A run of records
┌────────

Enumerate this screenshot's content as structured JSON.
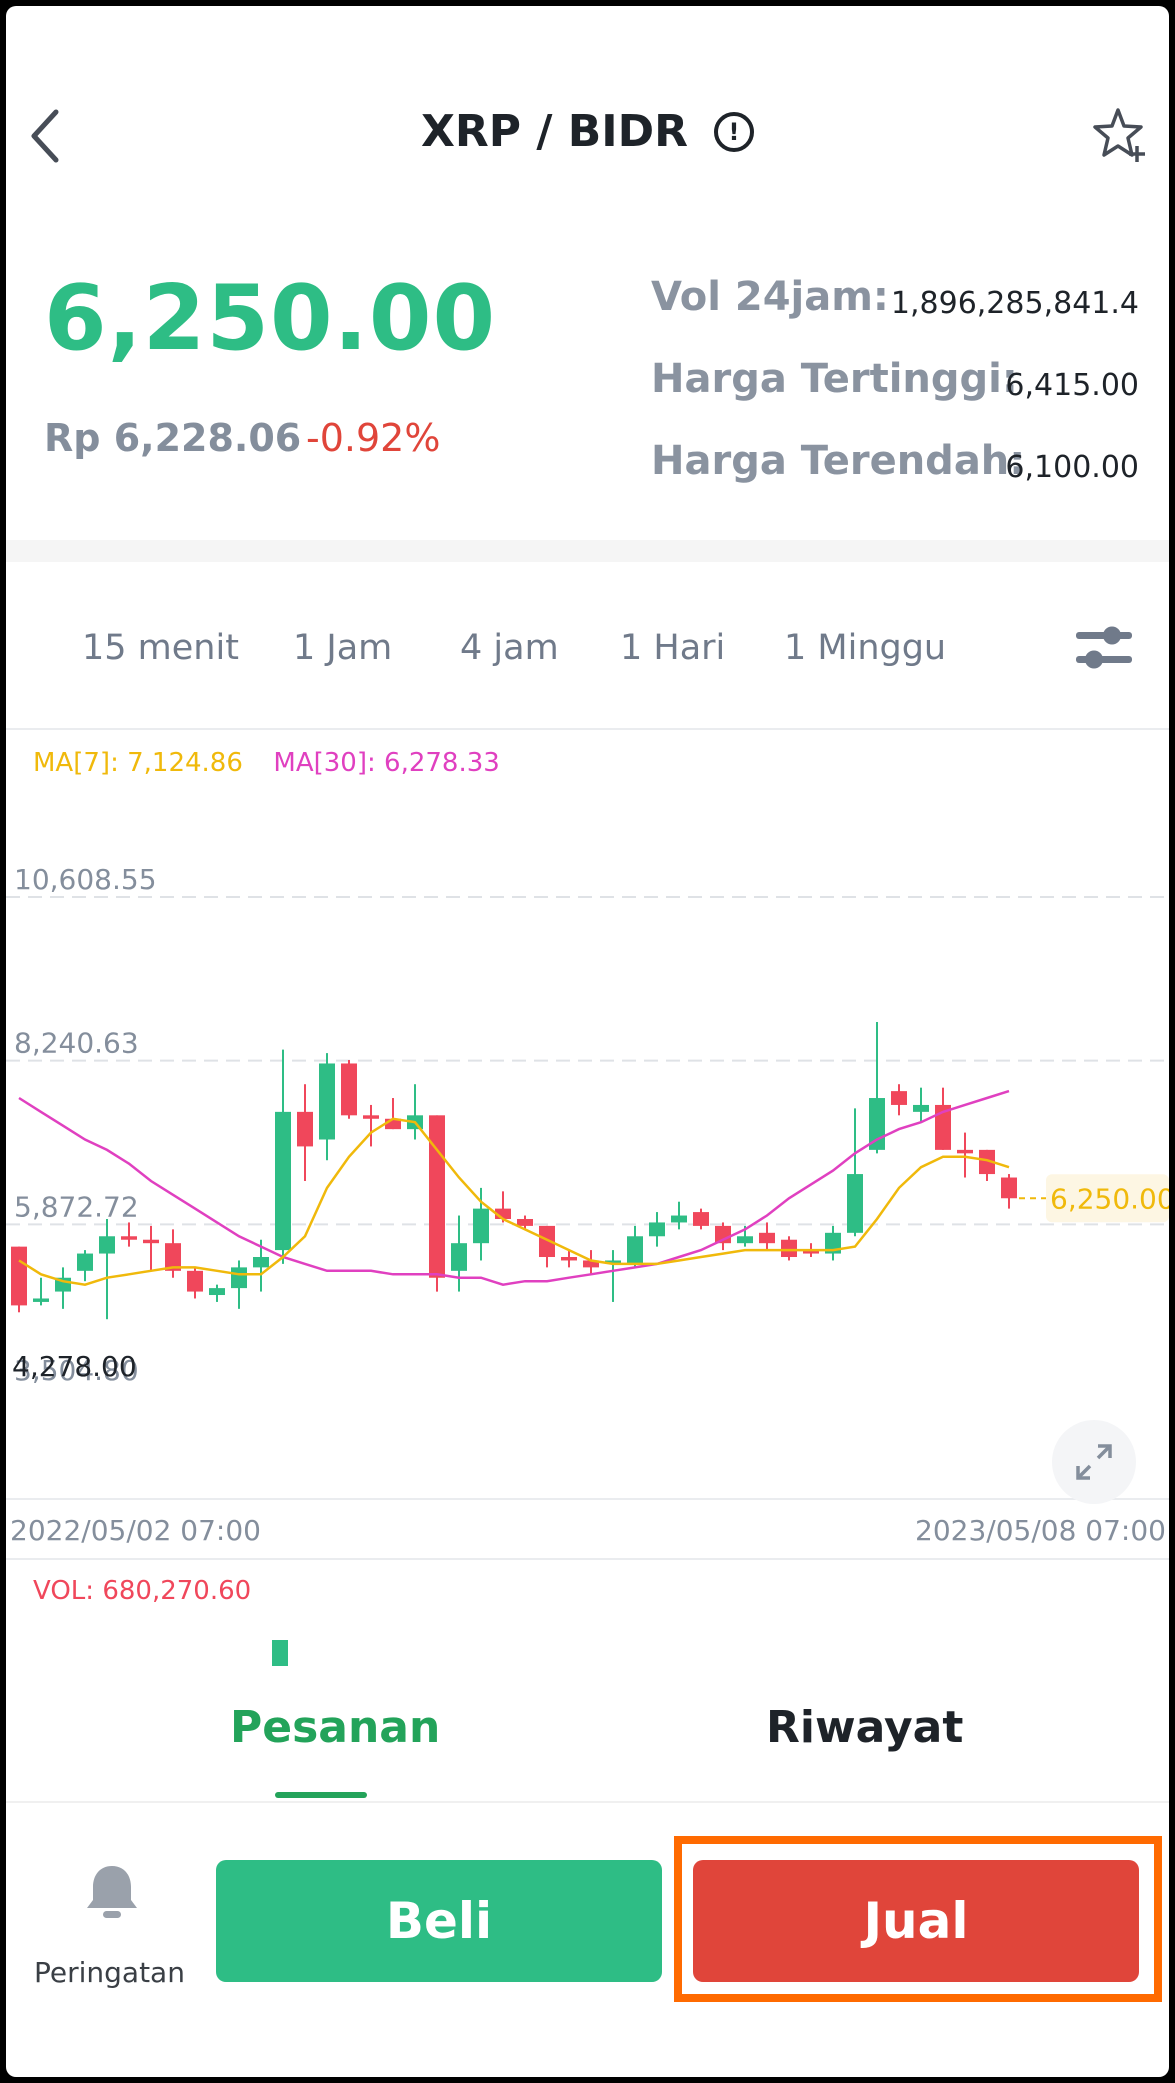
{
  "header": {
    "pair_title": "XRP / BIDR",
    "info_icon": "exclamation-circle-icon",
    "back_icon": "chevron-left-icon",
    "favorite_icon": "star-plus-icon"
  },
  "ticker": {
    "last_price": "6,250.00",
    "fiat_price": "Rp 6,228.06",
    "change_percent": "-0.92%",
    "stats": [
      {
        "label": "Vol 24jam:",
        "value": "1,896,285,841.4"
      },
      {
        "label": "Harga Tertinggi:",
        "value": "6,415.00"
      },
      {
        "label": "Harga Terendah:",
        "value": "6,100.00"
      }
    ]
  },
  "timeframes": [
    "15 menit",
    "1 Jam",
    "4 jam",
    "1 Hari",
    "1 Minggu"
  ],
  "chart_settings_icon": "sliders-icon",
  "expand_icon": "expand-diagonal-icon",
  "colors": {
    "up": "#2ebd85",
    "down": "#f0475b",
    "ma7": "#f0b90b",
    "ma30": "#e040c0",
    "sell": "#e0453a",
    "highlight": "#ff6a00"
  },
  "chart_data": {
    "type": "candlestick",
    "indicators": [
      {
        "name": "MA[7]",
        "value": "7,124.86"
      },
      {
        "name": "MA[30]",
        "value": "6,278.33"
      }
    ],
    "y_tick_labels": [
      "10,608.55",
      "8,240.63",
      "5,872.72",
      "3,504.80"
    ],
    "y_ticks": [
      10608.55,
      8240.63,
      5872.72,
      3504.8
    ],
    "ylim": [
      3504.8,
      10608.55
    ],
    "min_label": "4,278.00",
    "last_price_label": "6,250.00",
    "last_price": 6250.0,
    "x_start_label": "2022/05/02 07:00",
    "x_end_label": "2023/05/08 07:00",
    "candles": [
      {
        "o": 5550,
        "h": 5550,
        "l": 4600,
        "c": 4700
      },
      {
        "o": 4750,
        "h": 5100,
        "l": 4700,
        "c": 4800
      },
      {
        "o": 4900,
        "h": 5250,
        "l": 4650,
        "c": 5100
      },
      {
        "o": 5200,
        "h": 5500,
        "l": 5050,
        "c": 5450
      },
      {
        "o": 5450,
        "h": 5950,
        "l": 4500,
        "c": 5700
      },
      {
        "o": 5700,
        "h": 5900,
        "l": 5550,
        "c": 5650
      },
      {
        "o": 5650,
        "h": 5850,
        "l": 5200,
        "c": 5600
      },
      {
        "o": 5600,
        "h": 5800,
        "l": 5100,
        "c": 5200
      },
      {
        "o": 5200,
        "h": 5250,
        "l": 4800,
        "c": 4900
      },
      {
        "o": 4850,
        "h": 5000,
        "l": 4750,
        "c": 4950
      },
      {
        "o": 4950,
        "h": 5350,
        "l": 4650,
        "c": 5250
      },
      {
        "o": 5250,
        "h": 5650,
        "l": 4900,
        "c": 5400
      },
      {
        "o": 5500,
        "h": 8400,
        "l": 5300,
        "c": 7500
      },
      {
        "o": 7500,
        "h": 7900,
        "l": 6500,
        "c": 7000
      },
      {
        "o": 7100,
        "h": 8350,
        "l": 6800,
        "c": 8200
      },
      {
        "o": 8200,
        "h": 8250,
        "l": 7400,
        "c": 7450
      },
      {
        "o": 7450,
        "h": 7600,
        "l": 7000,
        "c": 7400
      },
      {
        "o": 7400,
        "h": 7700,
        "l": 7250,
        "c": 7250
      },
      {
        "o": 7250,
        "h": 7900,
        "l": 7100,
        "c": 7450
      },
      {
        "o": 7450,
        "h": 7450,
        "l": 4900,
        "c": 5100
      },
      {
        "o": 5200,
        "h": 6000,
        "l": 4900,
        "c": 5600
      },
      {
        "o": 5600,
        "h": 6400,
        "l": 5350,
        "c": 6100
      },
      {
        "o": 6100,
        "h": 6350,
        "l": 5900,
        "c": 5950
      },
      {
        "o": 5950,
        "h": 6000,
        "l": 5800,
        "c": 5850
      },
      {
        "o": 5850,
        "h": 5850,
        "l": 5250,
        "c": 5400
      },
      {
        "o": 5400,
        "h": 5500,
        "l": 5250,
        "c": 5350
      },
      {
        "o": 5350,
        "h": 5500,
        "l": 5150,
        "c": 5250
      },
      {
        "o": 5300,
        "h": 5500,
        "l": 4750,
        "c": 5350
      },
      {
        "o": 5300,
        "h": 5850,
        "l": 5250,
        "c": 5700
      },
      {
        "o": 5700,
        "h": 6050,
        "l": 5550,
        "c": 5900
      },
      {
        "o": 5900,
        "h": 6200,
        "l": 5800,
        "c": 6000
      },
      {
        "o": 6050,
        "h": 6100,
        "l": 5800,
        "c": 5850
      },
      {
        "o": 5850,
        "h": 5900,
        "l": 5500,
        "c": 5600
      },
      {
        "o": 5600,
        "h": 5850,
        "l": 5550,
        "c": 5700
      },
      {
        "o": 5750,
        "h": 5900,
        "l": 5500,
        "c": 5600
      },
      {
        "o": 5650,
        "h": 5700,
        "l": 5350,
        "c": 5400
      },
      {
        "o": 5500,
        "h": 5600,
        "l": 5400,
        "c": 5450
      },
      {
        "o": 5450,
        "h": 5850,
        "l": 5350,
        "c": 5750
      },
      {
        "o": 5750,
        "h": 7550,
        "l": 5700,
        "c": 6600
      },
      {
        "o": 6950,
        "h": 8800,
        "l": 6900,
        "c": 7700
      },
      {
        "o": 7800,
        "h": 7900,
        "l": 7450,
        "c": 7600
      },
      {
        "o": 7500,
        "h": 7850,
        "l": 7350,
        "c": 7600
      },
      {
        "o": 7600,
        "h": 7850,
        "l": 6950,
        "c": 6950
      },
      {
        "o": 6950,
        "h": 7200,
        "l": 6550,
        "c": 6900
      },
      {
        "o": 6950,
        "h": 6950,
        "l": 6500,
        "c": 6600
      },
      {
        "o": 6550,
        "h": 6600,
        "l": 6100,
        "c": 6250
      }
    ],
    "ma7_line": [
      5350,
      5150,
      5050,
      5000,
      5100,
      5150,
      5200,
      5250,
      5250,
      5200,
      5150,
      5150,
      5400,
      5700,
      6400,
      6850,
      7200,
      7400,
      7350,
      6950,
      6550,
      6200,
      5950,
      5800,
      5650,
      5500,
      5350,
      5300,
      5300,
      5300,
      5350,
      5400,
      5450,
      5500,
      5500,
      5500,
      5500,
      5500,
      5550,
      5950,
      6400,
      6700,
      6850,
      6850,
      6800,
      6700
    ],
    "ma30_line": [
      7700,
      7500,
      7300,
      7100,
      6950,
      6750,
      6500,
      6300,
      6100,
      5900,
      5700,
      5550,
      5400,
      5300,
      5200,
      5200,
      5200,
      5150,
      5150,
      5150,
      5100,
      5100,
      5000,
      5050,
      5050,
      5100,
      5150,
      5200,
      5250,
      5300,
      5400,
      5500,
      5650,
      5800,
      6000,
      6250,
      6450,
      6650,
      6900,
      7100,
      7250,
      7350,
      7500,
      7600,
      7700,
      7800
    ],
    "volume_indicator": {
      "name": "VOL",
      "value": "680,270.60"
    }
  },
  "tabs": [
    {
      "label": "Pesanan",
      "active": true
    },
    {
      "label": "Riwayat",
      "active": false
    }
  ],
  "bottom_bar": {
    "alert_label": "Peringatan",
    "alert_icon": "bell-icon",
    "buy_label": "Beli",
    "sell_label": "Jual"
  }
}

└────────

| WHAT IS EXPECTED |
List each line in the listing that contains the string "value".

| THE SOLUTION |
        "value": "1,896,285,841.4"
        "value": "6,415.00"
        "value": "6,100.00"
        "value": "7,124.86"
        "value": "6,278.33"
      "value": "680,270.60"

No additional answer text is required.